REQUIRED WORK: In the data that follows, count every line holding the string "text" and give the count alone.

RECORDS FOR THIS EXERCISE:
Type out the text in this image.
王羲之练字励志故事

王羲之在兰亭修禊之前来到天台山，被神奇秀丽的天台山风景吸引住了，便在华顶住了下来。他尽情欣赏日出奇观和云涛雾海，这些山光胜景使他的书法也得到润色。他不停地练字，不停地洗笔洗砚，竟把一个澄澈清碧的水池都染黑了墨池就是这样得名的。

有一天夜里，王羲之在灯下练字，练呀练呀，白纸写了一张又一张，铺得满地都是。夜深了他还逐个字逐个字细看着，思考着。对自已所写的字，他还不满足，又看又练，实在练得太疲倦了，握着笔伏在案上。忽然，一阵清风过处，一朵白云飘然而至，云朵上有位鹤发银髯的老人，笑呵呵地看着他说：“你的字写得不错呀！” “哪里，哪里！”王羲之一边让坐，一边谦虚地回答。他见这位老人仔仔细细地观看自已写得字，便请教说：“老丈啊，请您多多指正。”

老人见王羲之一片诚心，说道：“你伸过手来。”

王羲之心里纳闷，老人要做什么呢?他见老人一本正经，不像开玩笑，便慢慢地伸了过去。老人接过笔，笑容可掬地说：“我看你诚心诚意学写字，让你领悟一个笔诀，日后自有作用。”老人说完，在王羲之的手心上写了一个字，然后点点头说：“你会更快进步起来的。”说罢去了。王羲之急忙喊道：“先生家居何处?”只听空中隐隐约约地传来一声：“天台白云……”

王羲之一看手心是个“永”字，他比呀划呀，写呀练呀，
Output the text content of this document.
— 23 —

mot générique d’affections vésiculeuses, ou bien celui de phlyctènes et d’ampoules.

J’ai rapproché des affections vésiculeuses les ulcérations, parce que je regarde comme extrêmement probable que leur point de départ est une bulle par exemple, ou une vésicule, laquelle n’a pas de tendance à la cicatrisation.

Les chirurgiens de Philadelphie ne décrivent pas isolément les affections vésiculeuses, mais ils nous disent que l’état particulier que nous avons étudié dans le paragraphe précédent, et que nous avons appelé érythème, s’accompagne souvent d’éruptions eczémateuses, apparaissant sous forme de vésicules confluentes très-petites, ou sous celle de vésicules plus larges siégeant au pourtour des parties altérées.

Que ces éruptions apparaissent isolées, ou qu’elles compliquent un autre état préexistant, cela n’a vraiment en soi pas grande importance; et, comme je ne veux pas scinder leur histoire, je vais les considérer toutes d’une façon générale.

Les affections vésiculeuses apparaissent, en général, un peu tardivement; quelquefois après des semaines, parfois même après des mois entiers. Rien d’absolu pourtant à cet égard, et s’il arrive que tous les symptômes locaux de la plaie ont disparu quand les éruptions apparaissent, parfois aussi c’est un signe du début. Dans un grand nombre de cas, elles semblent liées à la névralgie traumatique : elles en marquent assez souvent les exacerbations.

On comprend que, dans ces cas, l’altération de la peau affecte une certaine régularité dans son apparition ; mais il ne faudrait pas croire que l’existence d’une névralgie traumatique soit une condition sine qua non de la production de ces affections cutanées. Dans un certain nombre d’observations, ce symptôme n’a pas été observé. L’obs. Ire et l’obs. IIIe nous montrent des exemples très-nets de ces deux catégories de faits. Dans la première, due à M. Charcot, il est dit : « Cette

OUTPUT FOR THIS TASK: 2